## REQUIREMENTS
Collect all lines from the listing that include the string "canard".

Stored dataset items
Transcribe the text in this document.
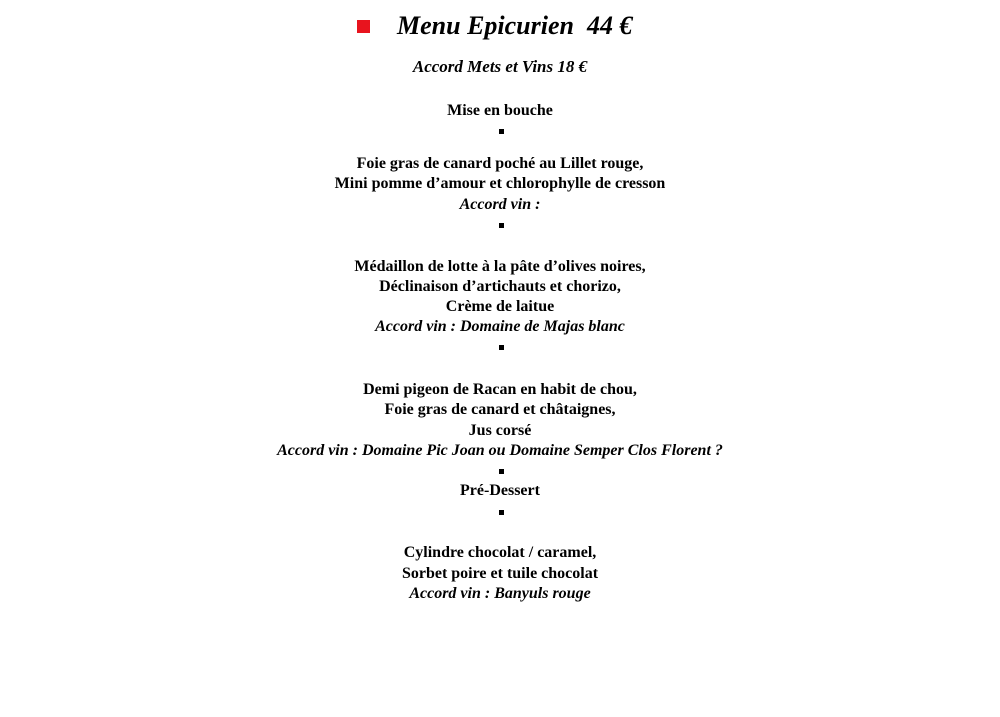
Menu Epicurien  44 €
Accord Mets et Vins 18 €
Mise en bouche
Foie gras de canard poché au Lillet rouge,
Mini pomme d’amour et chlorophylle de cresson
Accord vin :
Médaillon de lotte à la pâte d’olives noires,
Déclinaison d’artichauts et chorizo,
Crème de laitue
Accord vin : Domaine de Majas blanc
Demi pigeon de Racan en habit de chou,
Foie gras de canard et châtaignes,
Jus corsé
Accord vin : Domaine Pic Joan ou Domaine Semper Clos Florent ?
Pré-Dessert
Cylindre chocolat / caramel,
Sorbet poire et tuile chocolat
Accord vin : Banyuls rouge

## EXERCISE RESPONSE
Foie gras de canard poché au Lillet rouge,
Foie gras de canard et châtaignes,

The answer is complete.